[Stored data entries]
- - - -
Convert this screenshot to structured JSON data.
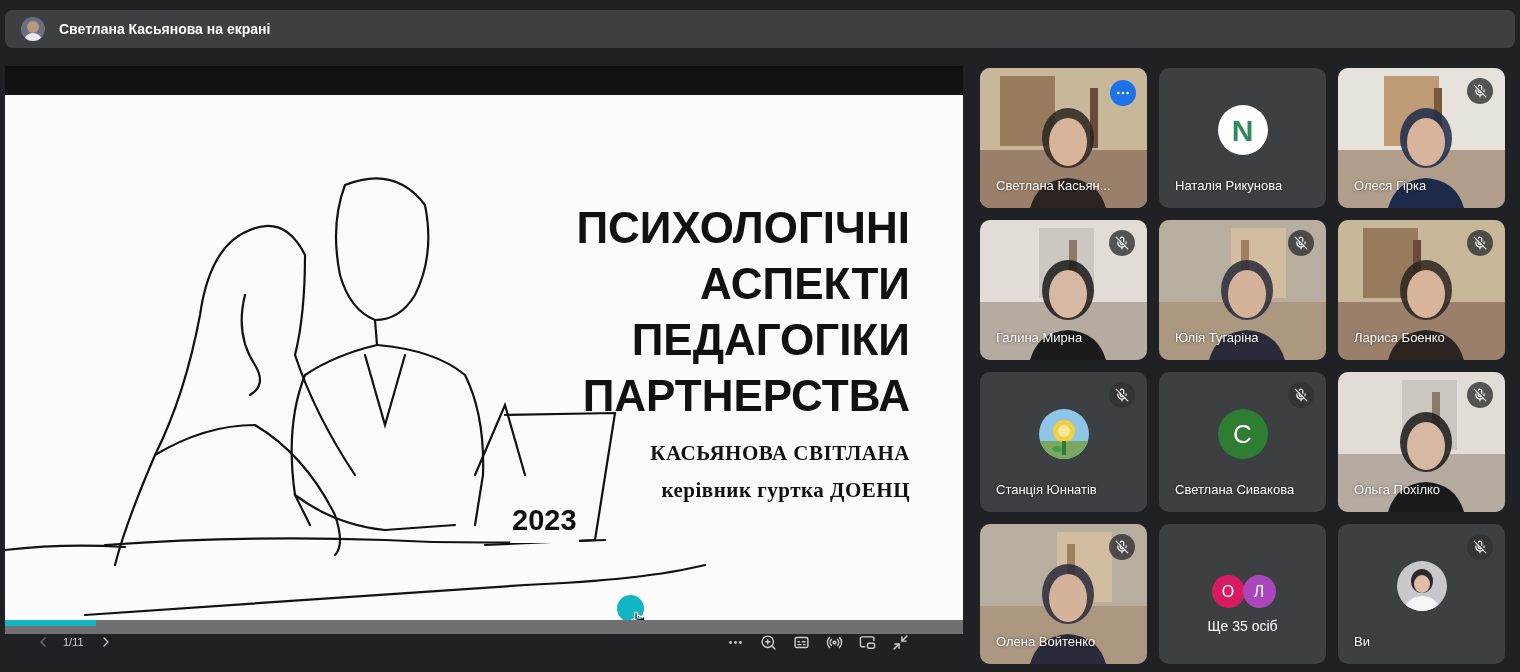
{
  "top_bar": {
    "title": "Светлана Касьянова на екрані"
  },
  "presentation": {
    "slide": {
      "title_lines": [
        "ПСИХОЛОГІЧНІ",
        "АСПЕКТИ",
        "ПЕДАГОГІКИ",
        "ПАРТНЕРСТВА"
      ],
      "author": "КАСЬЯНОВА СВІТЛАНА",
      "role": "керівник гуртка ДОЕНЦ",
      "year": "2023"
    },
    "progress": {
      "level": 0.095
    },
    "page_counter": "1/11"
  },
  "tiles": [
    {
      "name": "Светлана Касьян...",
      "kind": "video",
      "muted": false,
      "active": true
    },
    {
      "name": "Наталія Рикунова",
      "kind": "logo",
      "muted": false,
      "active": false,
      "avatar_text": "N"
    },
    {
      "name": "Олеся Гірка",
      "kind": "video",
      "muted": true,
      "active": false
    },
    {
      "name": "Галина Мирна",
      "kind": "video",
      "muted": true,
      "active": false
    },
    {
      "name": "Юлія Тугаріна",
      "kind": "video",
      "muted": true,
      "active": false
    },
    {
      "name": "Лариса Боенко",
      "kind": "video",
      "muted": true,
      "active": false
    },
    {
      "name": "Станція Юннатів",
      "kind": "picture_avatar",
      "muted": true,
      "active": false
    },
    {
      "name": "Светлана Сивакова",
      "kind": "letter",
      "muted": true,
      "active": false,
      "avatar_text": "C",
      "color": "#2e7d32"
    },
    {
      "name": "Ольга Похілко",
      "kind": "video",
      "muted": true,
      "active": false
    },
    {
      "name": "Олена Войтенко",
      "kind": "video",
      "muted": true,
      "active": false
    },
    {
      "name": "Ще 35 осіб",
      "kind": "others",
      "muted": false,
      "active": false,
      "avatars": [
        {
          "text": "О",
          "color": "#d81b60"
        },
        {
          "text": "Л",
          "color": "#ab47bc"
        }
      ]
    },
    {
      "name": "Ви",
      "kind": "photo_avatar",
      "muted": true,
      "active": false
    }
  ]
}
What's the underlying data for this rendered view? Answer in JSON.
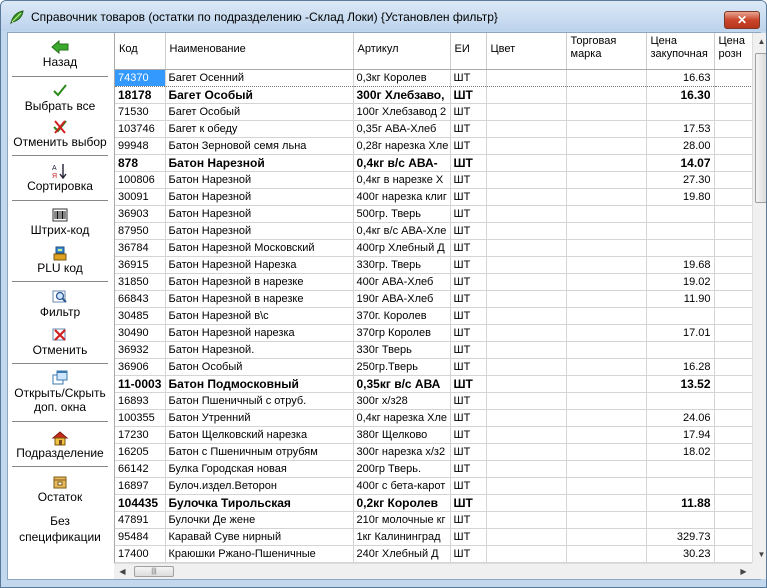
{
  "window": {
    "title": "Справочник товаров (остатки по подразделению -Склад Локи) {Установлен фильтр}",
    "close_label": "✕"
  },
  "sidebar": {
    "back": "Назад",
    "select_all": "Выбрать все",
    "cancel_selection": "Отменить выбор",
    "sort": "Сортировка",
    "barcode": "Штрих-код",
    "plu": "PLU код",
    "filter": "Фильтр",
    "cancel": "Отменить",
    "toggle_windows": "Открыть/Скрыть доп. окна",
    "department": "Подразделение",
    "remainder": "Остаток",
    "no_spec": "Без спецификации"
  },
  "table": {
    "headers": [
      "Код",
      "Наименование",
      "Артикул",
      "ЕИ",
      "Цвет",
      "Торговая марка",
      "Цена закупочная",
      "Цена розн"
    ],
    "rows": [
      {
        "code": "74370",
        "name": "Багет Осенний",
        "article": "0,3кг Королев",
        "unit": "ШТ",
        "color": "",
        "brand": "",
        "price": "16.63",
        "retail": "",
        "bold": false,
        "selected": true
      },
      {
        "code": "18178",
        "name": "Багет Особый",
        "article": "300г Хлебзаво,",
        "unit": "ШТ",
        "color": "",
        "brand": "",
        "price": "16.30",
        "retail": "",
        "bold": true,
        "selected": false
      },
      {
        "code": "71530",
        "name": "Багет Особый",
        "article": "100г Хлебзавод 2",
        "unit": "ШТ",
        "color": "",
        "brand": "",
        "price": "",
        "retail": "",
        "bold": false,
        "selected": false
      },
      {
        "code": "103746",
        "name": "Багет к обеду",
        "article": "0,35г АВА-Хлеб",
        "unit": "ШТ",
        "color": "",
        "brand": "",
        "price": "17.53",
        "retail": "",
        "bold": false,
        "selected": false
      },
      {
        "code": "99948",
        "name": "Батон Зерновой семя льна",
        "article": "0,28г нарезка Хле",
        "unit": "ШТ",
        "color": "",
        "brand": "",
        "price": "28.00",
        "retail": "",
        "bold": false,
        "selected": false
      },
      {
        "code": "878",
        "name": "Батон Нарезной",
        "article": "0,4кг в/с АВА-",
        "unit": "ШТ",
        "color": "",
        "brand": "",
        "price": "14.07",
        "retail": "",
        "bold": true,
        "selected": false
      },
      {
        "code": "100806",
        "name": "Батон Нарезной",
        "article": "0,4кг в нарезке Х",
        "unit": "ШТ",
        "color": "",
        "brand": "",
        "price": "27.30",
        "retail": "",
        "bold": false,
        "selected": false
      },
      {
        "code": "30091",
        "name": "Батон Нарезной",
        "article": "400г нарезка клиг",
        "unit": "ШТ",
        "color": "",
        "brand": "",
        "price": "19.80",
        "retail": "",
        "bold": false,
        "selected": false
      },
      {
        "code": "36903",
        "name": "Батон Нарезной",
        "article": "500гр. Тверь",
        "unit": "ШТ",
        "color": "",
        "brand": "",
        "price": "",
        "retail": "",
        "bold": false,
        "selected": false
      },
      {
        "code": "87950",
        "name": "Батон Нарезной",
        "article": "0,4кг в/с АВА-Хле",
        "unit": "ШТ",
        "color": "",
        "brand": "",
        "price": "",
        "retail": "",
        "bold": false,
        "selected": false
      },
      {
        "code": "36784",
        "name": "Батон Нарезной Московский",
        "article": "400гр Хлебный Д",
        "unit": "ШТ",
        "color": "",
        "brand": "",
        "price": "",
        "retail": "",
        "bold": false,
        "selected": false
      },
      {
        "code": "36915",
        "name": "Батон Нарезной Нарезка",
        "article": "330гр. Тверь",
        "unit": "ШТ",
        "color": "",
        "brand": "",
        "price": "19.68",
        "retail": "",
        "bold": false,
        "selected": false
      },
      {
        "code": "31850",
        "name": "Батон Нарезной в нарезке",
        "article": "400г АВА-Хлеб",
        "unit": "ШТ",
        "color": "",
        "brand": "",
        "price": "19.02",
        "retail": "",
        "bold": false,
        "selected": false
      },
      {
        "code": "66843",
        "name": "Батон Нарезной в нарезке",
        "article": "190г АВА-Хлеб",
        "unit": "ШТ",
        "color": "",
        "brand": "",
        "price": "11.90",
        "retail": "",
        "bold": false,
        "selected": false
      },
      {
        "code": "30485",
        "name": "Батон Нарезной в\\с",
        "article": "370г. Королев",
        "unit": "ШТ",
        "color": "",
        "brand": "",
        "price": "",
        "retail": "",
        "bold": false,
        "selected": false
      },
      {
        "code": "30490",
        "name": "Батон Нарезной нарезка",
        "article": "370гр Королев",
        "unit": "ШТ",
        "color": "",
        "brand": "",
        "price": "17.01",
        "retail": "",
        "bold": false,
        "selected": false
      },
      {
        "code": "36932",
        "name": "Батон Нарезной.",
        "article": "330г Тверь",
        "unit": "ШТ",
        "color": "",
        "brand": "",
        "price": "",
        "retail": "",
        "bold": false,
        "selected": false
      },
      {
        "code": "36906",
        "name": "Батон Особый",
        "article": "250гр.Тверь",
        "unit": "ШТ",
        "color": "",
        "brand": "",
        "price": "16.28",
        "retail": "",
        "bold": false,
        "selected": false
      },
      {
        "code": "11-0003",
        "name": "Батон Подмосковный",
        "article": "0,35кг в/с АВА",
        "unit": "ШТ",
        "color": "",
        "brand": "",
        "price": "13.52",
        "retail": "",
        "bold": true,
        "selected": false
      },
      {
        "code": "16893",
        "name": "Батон Пшеничный с отруб.",
        "article": "300г х/з28",
        "unit": "ШТ",
        "color": "",
        "brand": "",
        "price": "",
        "retail": "",
        "bold": false,
        "selected": false
      },
      {
        "code": "100355",
        "name": "Батон Утренний",
        "article": "0,4кг нарезка Хле",
        "unit": "ШТ",
        "color": "",
        "brand": "",
        "price": "24.06",
        "retail": "",
        "bold": false,
        "selected": false
      },
      {
        "code": "17230",
        "name": "Батон Щелковский нарезка",
        "article": "380г Щелково",
        "unit": "ШТ",
        "color": "",
        "brand": "",
        "price": "17.94",
        "retail": "",
        "bold": false,
        "selected": false
      },
      {
        "code": "16205",
        "name": "Батон с Пшеничным отрубям",
        "article": "300г нарезка х/з2",
        "unit": "ШТ",
        "color": "",
        "brand": "",
        "price": "18.02",
        "retail": "",
        "bold": false,
        "selected": false
      },
      {
        "code": "66142",
        "name": "Булка Городская новая",
        "article": "200гр Тверь.",
        "unit": "ШТ",
        "color": "",
        "brand": "",
        "price": "",
        "retail": "",
        "bold": false,
        "selected": false
      },
      {
        "code": "16897",
        "name": "Булоч.издел.Веторон",
        "article": "400г с бета-карот",
        "unit": "ШТ",
        "color": "",
        "brand": "",
        "price": "",
        "retail": "",
        "bold": false,
        "selected": false
      },
      {
        "code": "104435",
        "name": "Булочка Тирольская",
        "article": "0,2кг Королев",
        "unit": "ШТ",
        "color": "",
        "brand": "",
        "price": "11.88",
        "retail": "",
        "bold": true,
        "selected": false
      },
      {
        "code": "47891",
        "name": "Булочки Де жене",
        "article": "210г молочные кг",
        "unit": "ШТ",
        "color": "",
        "brand": "",
        "price": "",
        "retail": "",
        "bold": false,
        "selected": false
      },
      {
        "code": "95484",
        "name": "Каравай Суве нирный",
        "article": "1кг Калининград",
        "unit": "ШТ",
        "color": "",
        "brand": "",
        "price": "329.73",
        "retail": "",
        "bold": false,
        "selected": false
      },
      {
        "code": "17400",
        "name": "Краюшки Ржано-Пшеничные",
        "article": "240г Хлебный Д",
        "unit": "ШТ",
        "color": "",
        "brand": "",
        "price": "30.23",
        "retail": "",
        "bold": false,
        "selected": false
      }
    ]
  },
  "scroll": {
    "thumb_glyph": "|||"
  }
}
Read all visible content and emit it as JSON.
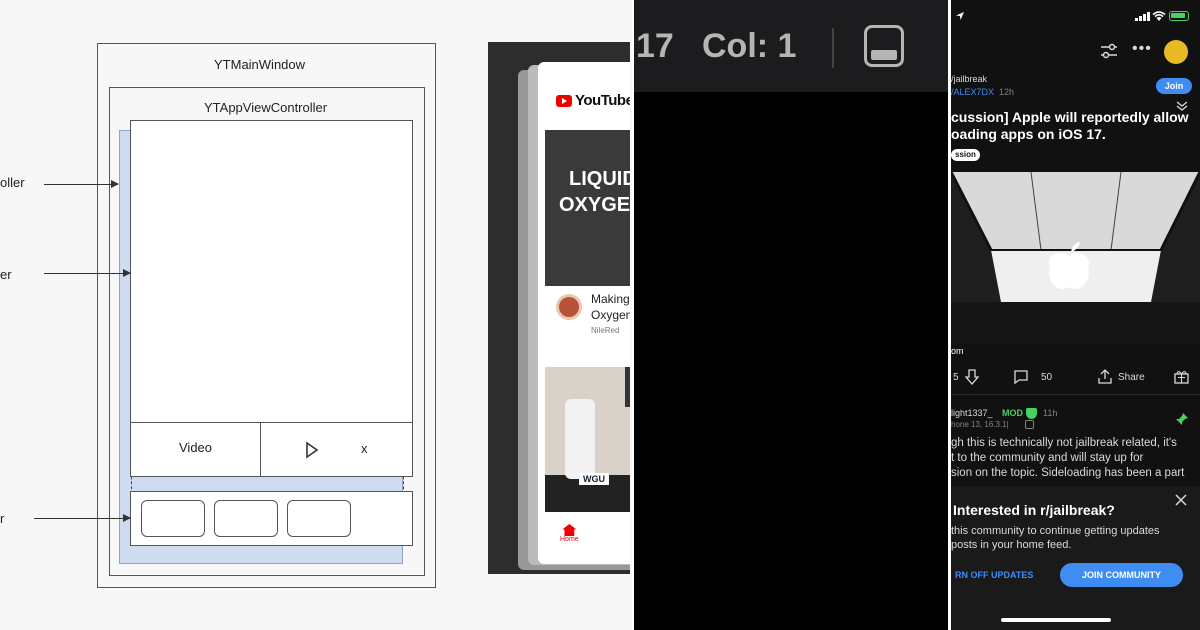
{
  "diagram": {
    "main_window": "YTMainWindow",
    "app_view_controller": "YTAppViewController",
    "left_labels": [
      "oller",
      "er",
      "r"
    ],
    "video_label": "Video",
    "close_label": "x"
  },
  "youtube_preview": {
    "logo_text": "YouTube",
    "thumb_title_line1": "LIQUID",
    "thumb_title_line2": "OXYGEN",
    "video_title_line1": "Making",
    "video_title_line2": "Oxygen",
    "channel": "NileRed",
    "jug_label": "WGU",
    "home_label": "Home"
  },
  "editor": {
    "line_fragment": "17",
    "col_text": "Col: 1"
  },
  "reddit": {
    "community": "/jailbreak",
    "author": "/ALEX7DX",
    "time": "12h",
    "join_label": "Join",
    "post_title_line1": "cussion] Apple will reportedly allow",
    "post_title_line2": "oading apps on iOS 17.",
    "flair": "ssion",
    "image_caption": "om",
    "vote_count": "5",
    "comments_count": "50",
    "share_label": "Share",
    "commenter": "light1337_",
    "mod_badge": "MOD",
    "comment_time": "11h",
    "device": "hone 13, 16.3.1|",
    "comment_line1": "gh this is technically not jailbreak related, it's",
    "comment_line2": "t to the community and will stay up for",
    "comment_line3": "sion on the topic. Sideloading has been a part",
    "prompt_title": "Interested in r/jailbreak?",
    "prompt_line1": "this community to continue getting updates",
    "prompt_line2": "posts in your home feed.",
    "turn_off_label": "RN OFF UPDATES",
    "join_community_label": "JOIN COMMUNITY",
    "accent": "#3f8cf2",
    "mod_color": "#46d160"
  }
}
- - - -
**Work to complete:**
Extract only the lines from the line containing "Read all visible content and emit it as JSON." through the final line of the listing above, unchanged; pictures stay out of the copy.

**Final result:**
Read all visible content and emit it as JSON.
{
  "diagram": {
    "main_window": "YTMainWindow",
    "app_view_controller": "YTAppViewController",
    "left_labels": [
      "oller",
      "er",
      "r"
    ],
    "video_label": "Video",
    "close_label": "x"
  },
  "youtube_preview": {
    "logo_text": "YouTube",
    "thumb_title_line1": "LIQUID",
    "thumb_title_line2": "OXYGEN",
    "video_title_line1": "Making",
    "video_title_line2": "Oxygen",
    "channel": "NileRed",
    "jug_label": "WGU",
    "home_label": "Home"
  },
  "editor": {
    "line_fragment": "17",
    "col_text": "Col: 1"
  },
  "reddit": {
    "community": "/jailbreak",
    "author": "/ALEX7DX",
    "time": "12h",
    "join_label": "Join",
    "post_title_line1": "cussion] Apple will reportedly allow",
    "post_title_line2": "oading apps on iOS 17.",
    "flair": "ssion",
    "image_caption": "om",
    "vote_count": "5",
    "comments_count": "50",
    "share_label": "Share",
    "commenter": "light1337_",
    "mod_badge": "MOD",
    "comment_time": "11h",
    "device": "hone 13, 16.3.1|",
    "comment_line1": "gh this is technically not jailbreak related, it's",
    "comment_line2": "t to the community and will stay up for",
    "comment_line3": "sion on the topic. Sideloading has been a part",
    "prompt_title": "Interested in r/jailbreak?",
    "prompt_line1": "this community to continue getting updates",
    "prompt_line2": "posts in your home feed.",
    "turn_off_label": "RN OFF UPDATES",
    "join_community_label": "JOIN COMMUNITY",
    "accent": "#3f8cf2",
    "mod_color": "#46d160"
  }
}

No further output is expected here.